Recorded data
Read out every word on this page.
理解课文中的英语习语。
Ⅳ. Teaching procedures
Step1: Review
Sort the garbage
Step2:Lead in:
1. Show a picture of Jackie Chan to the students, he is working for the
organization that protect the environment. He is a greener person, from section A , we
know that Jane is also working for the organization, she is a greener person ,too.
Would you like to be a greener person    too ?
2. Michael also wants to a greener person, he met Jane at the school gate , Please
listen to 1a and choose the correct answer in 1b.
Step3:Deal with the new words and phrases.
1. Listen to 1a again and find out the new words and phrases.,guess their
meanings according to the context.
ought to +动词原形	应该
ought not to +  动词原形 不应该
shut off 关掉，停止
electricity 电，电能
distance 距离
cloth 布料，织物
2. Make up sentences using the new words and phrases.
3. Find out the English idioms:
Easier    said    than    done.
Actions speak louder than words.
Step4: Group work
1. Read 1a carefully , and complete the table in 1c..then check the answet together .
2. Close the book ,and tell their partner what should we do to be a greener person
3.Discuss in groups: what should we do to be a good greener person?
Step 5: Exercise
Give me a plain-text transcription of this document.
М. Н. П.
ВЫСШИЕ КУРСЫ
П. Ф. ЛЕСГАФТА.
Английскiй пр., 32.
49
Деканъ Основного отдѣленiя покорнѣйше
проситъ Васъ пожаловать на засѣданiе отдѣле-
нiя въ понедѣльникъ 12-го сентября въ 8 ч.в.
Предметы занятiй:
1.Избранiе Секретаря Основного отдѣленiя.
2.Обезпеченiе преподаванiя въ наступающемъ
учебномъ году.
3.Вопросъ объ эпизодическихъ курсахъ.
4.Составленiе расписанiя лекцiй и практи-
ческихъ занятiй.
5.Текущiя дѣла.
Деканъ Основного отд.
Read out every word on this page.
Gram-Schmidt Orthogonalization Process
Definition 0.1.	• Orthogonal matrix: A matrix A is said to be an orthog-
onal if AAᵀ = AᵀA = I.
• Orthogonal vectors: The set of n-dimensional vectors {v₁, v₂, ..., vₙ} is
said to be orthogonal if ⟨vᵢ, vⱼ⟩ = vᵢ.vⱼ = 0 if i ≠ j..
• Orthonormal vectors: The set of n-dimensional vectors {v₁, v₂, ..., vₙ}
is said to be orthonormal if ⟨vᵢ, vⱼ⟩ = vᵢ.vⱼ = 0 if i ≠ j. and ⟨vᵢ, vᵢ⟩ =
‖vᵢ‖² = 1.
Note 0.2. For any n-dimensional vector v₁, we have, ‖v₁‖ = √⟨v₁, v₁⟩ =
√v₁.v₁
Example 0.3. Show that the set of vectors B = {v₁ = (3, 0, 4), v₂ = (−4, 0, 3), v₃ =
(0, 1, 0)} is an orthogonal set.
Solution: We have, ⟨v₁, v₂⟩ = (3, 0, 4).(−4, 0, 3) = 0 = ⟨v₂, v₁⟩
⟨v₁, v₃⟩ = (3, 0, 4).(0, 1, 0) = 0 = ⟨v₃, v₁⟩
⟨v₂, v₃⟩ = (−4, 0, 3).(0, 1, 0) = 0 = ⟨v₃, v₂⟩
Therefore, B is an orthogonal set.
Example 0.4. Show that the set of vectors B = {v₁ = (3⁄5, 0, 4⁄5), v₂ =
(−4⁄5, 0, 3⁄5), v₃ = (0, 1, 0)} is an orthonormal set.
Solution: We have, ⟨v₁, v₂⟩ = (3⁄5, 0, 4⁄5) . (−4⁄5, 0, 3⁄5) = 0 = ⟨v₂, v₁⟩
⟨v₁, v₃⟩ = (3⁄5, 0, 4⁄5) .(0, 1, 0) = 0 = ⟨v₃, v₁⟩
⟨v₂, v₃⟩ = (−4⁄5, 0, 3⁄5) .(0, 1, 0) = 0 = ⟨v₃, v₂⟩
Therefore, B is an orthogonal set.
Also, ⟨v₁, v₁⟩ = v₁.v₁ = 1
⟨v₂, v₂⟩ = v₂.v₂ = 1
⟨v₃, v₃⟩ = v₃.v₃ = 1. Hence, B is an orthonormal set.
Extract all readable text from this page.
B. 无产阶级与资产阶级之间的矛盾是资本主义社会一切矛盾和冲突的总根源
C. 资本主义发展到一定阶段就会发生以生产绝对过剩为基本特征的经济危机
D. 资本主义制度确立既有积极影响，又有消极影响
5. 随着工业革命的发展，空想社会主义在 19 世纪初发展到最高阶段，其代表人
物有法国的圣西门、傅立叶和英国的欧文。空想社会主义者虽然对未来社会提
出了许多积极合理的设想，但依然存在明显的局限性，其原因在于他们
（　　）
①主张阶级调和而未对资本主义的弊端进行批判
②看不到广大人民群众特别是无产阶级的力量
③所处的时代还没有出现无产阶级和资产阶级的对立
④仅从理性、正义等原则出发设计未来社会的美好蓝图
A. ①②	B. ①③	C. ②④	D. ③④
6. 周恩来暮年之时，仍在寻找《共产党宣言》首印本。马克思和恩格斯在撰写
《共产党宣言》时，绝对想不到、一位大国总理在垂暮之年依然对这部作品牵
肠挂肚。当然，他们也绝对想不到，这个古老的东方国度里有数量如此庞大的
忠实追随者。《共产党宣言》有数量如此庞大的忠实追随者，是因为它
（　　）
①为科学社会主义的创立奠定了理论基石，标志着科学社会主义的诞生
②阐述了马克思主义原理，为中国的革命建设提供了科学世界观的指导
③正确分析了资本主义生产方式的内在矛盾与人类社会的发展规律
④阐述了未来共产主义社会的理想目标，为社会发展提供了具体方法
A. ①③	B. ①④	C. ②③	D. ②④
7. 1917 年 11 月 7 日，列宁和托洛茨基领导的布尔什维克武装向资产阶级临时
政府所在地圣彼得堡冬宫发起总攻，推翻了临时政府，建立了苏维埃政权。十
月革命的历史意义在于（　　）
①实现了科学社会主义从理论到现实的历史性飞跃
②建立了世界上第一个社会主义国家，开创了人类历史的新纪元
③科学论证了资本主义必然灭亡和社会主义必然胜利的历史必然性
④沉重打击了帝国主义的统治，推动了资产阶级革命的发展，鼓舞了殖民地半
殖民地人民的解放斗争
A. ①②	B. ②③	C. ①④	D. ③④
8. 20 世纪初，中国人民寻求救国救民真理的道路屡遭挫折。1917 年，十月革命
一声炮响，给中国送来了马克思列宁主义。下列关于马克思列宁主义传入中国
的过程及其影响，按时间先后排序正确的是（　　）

# Task to carry out
Output every line above without altering anything.

# Answer to the exercise
Read out every word on this page.
理解课文中的英语习语。
Ⅳ. Teaching procedures
Step1: Review
Sort the garbage
Step2:Lead in:
1. Show a picture of Jackie Chan to the students, he is working for the
organization that protect the environment. He is a greener person, from section A , we
know that Jane is also working for the organization, she is a greener person ,too.
Would you like to be a greener person    too ?
2. Michael also wants to a greener person, he met Jane at the school gate , Please
listen to 1a and choose the correct answer in 1b.
Step3:Deal with the new words and phrases.
1. Listen to 1a again and find out the new words and phrases.,guess their
meanings according to the context.
ought to +动词原形	应该
ought not to +  动词原形 不应该
shut off 关掉，停止
electricity 电，电能
distance 距离
cloth 布料，织物
2. Make up sentences using the new words and phrases.
3. Find out the English idioms:
Easier    said    than    done.
Actions speak louder than words.
Step4: Group work
1. Read 1a carefully , and complete the table in 1c..then check the answet together .
2. Close the book ,and tell their partner what should we do to be a greener person
3.Discuss in groups: what should we do to be a good greener person?
Step 5: Exercise
Give me a plain-text transcription of this document.
М. Н. П.
ВЫСШИЕ КУРСЫ
П. Ф. ЛЕСГАФТА.
Английскiй пр., 32.
49
Деканъ Основного отдѣленiя покорнѣйше
проситъ Васъ пожаловать на засѣданiе отдѣле-
нiя въ понедѣльникъ 12-го сентября въ 8 ч.в.
Предметы занятiй:
1.Избранiе Секретаря Основного отдѣленiя.
2.Обезпеченiе преподаванiя въ наступающемъ
учебномъ году.
3.Вопросъ объ эпизодическихъ курсахъ.
4.Составленiе расписанiя лекцiй и практи-
ческихъ занятiй.
5.Текущiя дѣла.
Деканъ Основного отд.
Read out every word on this page.
Gram-Schmidt Orthogonalization Process
Definition 0.1.	• Orthogonal matrix: A matrix A is said to be an orthog-
onal if AAᵀ = AᵀA = I.
• Orthogonal vectors: The set of n-dimensional vectors {v₁, v₂, ..., vₙ} is
said to be orthogonal if ⟨vᵢ, vⱼ⟩ = vᵢ.vⱼ = 0 if i ≠ j..
• Orthonormal vectors: The set of n-dimensional vectors {v₁, v₂, ..., vₙ}
is said to be orthonormal if ⟨vᵢ, vⱼ⟩ = vᵢ.vⱼ = 0 if i ≠ j. and ⟨vᵢ, vᵢ⟩ =
‖vᵢ‖² = 1.
Note 0.2. For any n-dimensional vector v₁, we have, ‖v₁‖ = √⟨v₁, v₁⟩ =
√v₁.v₁
Example 0.3. Show that the set of vectors B = {v₁ = (3, 0, 4), v₂ = (−4, 0, 3), v₃ =
(0, 1, 0)} is an orthogonal set.
Solution: We have, ⟨v₁, v₂⟩ = (3, 0, 4).(−4, 0, 3) = 0 = ⟨v₂, v₁⟩
⟨v₁, v₃⟩ = (3, 0, 4).(0, 1, 0) = 0 = ⟨v₃, v₁⟩
⟨v₂, v₃⟩ = (−4, 0, 3).(0, 1, 0) = 0 = ⟨v₃, v₂⟩
Therefore, B is an orthogonal set.
Example 0.4. Show that the set of vectors B = {v₁ = (3⁄5, 0, 4⁄5), v₂ =
(−4⁄5, 0, 3⁄5), v₃ = (0, 1, 0)} is an orthonormal set.
Solution: We have, ⟨v₁, v₂⟩ = (3⁄5, 0, 4⁄5) . (−4⁄5, 0, 3⁄5) = 0 = ⟨v₂, v₁⟩
⟨v₁, v₃⟩ = (3⁄5, 0, 4⁄5) .(0, 1, 0) = 0 = ⟨v₃, v₁⟩
⟨v₂, v₃⟩ = (−4⁄5, 0, 3⁄5) .(0, 1, 0) = 0 = ⟨v₃, v₂⟩
Therefore, B is an orthogonal set.
Also, ⟨v₁, v₁⟩ = v₁.v₁ = 1
⟨v₂, v₂⟩ = v₂.v₂ = 1
⟨v₃, v₃⟩ = v₃.v₃ = 1. Hence, B is an orthonormal set.
Extract all readable text from this page.
B. 无产阶级与资产阶级之间的矛盾是资本主义社会一切矛盾和冲突的总根源
C. 资本主义发展到一定阶段就会发生以生产绝对过剩为基本特征的经济危机
D. 资本主义制度确立既有积极影响，又有消极影响
5. 随着工业革命的发展，空想社会主义在 19 世纪初发展到最高阶段，其代表人
物有法国的圣西门、傅立叶和英国的欧文。空想社会主义者虽然对未来社会提
出了许多积极合理的设想，但依然存在明显的局限性，其原因在于他们
（　　）
①主张阶级调和而未对资本主义的弊端进行批判
②看不到广大人民群众特别是无产阶级的力量
③所处的时代还没有出现无产阶级和资产阶级的对立
④仅从理性、正义等原则出发设计未来社会的美好蓝图
A. ①②	B. ①③	C. ②④	D. ③④
6. 周恩来暮年之时，仍在寻找《共产党宣言》首印本。马克思和恩格斯在撰写
《共产党宣言》时，绝对想不到、一位大国总理在垂暮之年依然对这部作品牵
肠挂肚。当然，他们也绝对想不到，这个古老的东方国度里有数量如此庞大的
忠实追随者。《共产党宣言》有数量如此庞大的忠实追随者，是因为它
（　　）
①为科学社会主义的创立奠定了理论基石，标志着科学社会主义的诞生
②阐述了马克思主义原理，为中国的革命建设提供了科学世界观的指导
③正确分析了资本主义生产方式的内在矛盾与人类社会的发展规律
④阐述了未来共产主义社会的理想目标，为社会发展提供了具体方法
A. ①③	B. ①④	C. ②③	D. ②④
7. 1917 年 11 月 7 日，列宁和托洛茨基领导的布尔什维克武装向资产阶级临时
政府所在地圣彼得堡冬宫发起总攻，推翻了临时政府，建立了苏维埃政权。十
月革命的历史意义在于（　　）
①实现了科学社会主义从理论到现实的历史性飞跃
②建立了世界上第一个社会主义国家，开创了人类历史的新纪元
③科学论证了资本主义必然灭亡和社会主义必然胜利的历史必然性
④沉重打击了帝国主义的统治，推动了资产阶级革命的发展，鼓舞了殖民地半
殖民地人民的解放斗争
A. ①②	B. ②③	C. ①④	D. ③④
8. 20 世纪初，中国人民寻求救国救民真理的道路屡遭挫折。1917 年，十月革命
一声炮响，给中国送来了马克思列宁主义。下列关于马克思列宁主义传入中国
的过程及其影响，按时间先后排序正确的是（　　）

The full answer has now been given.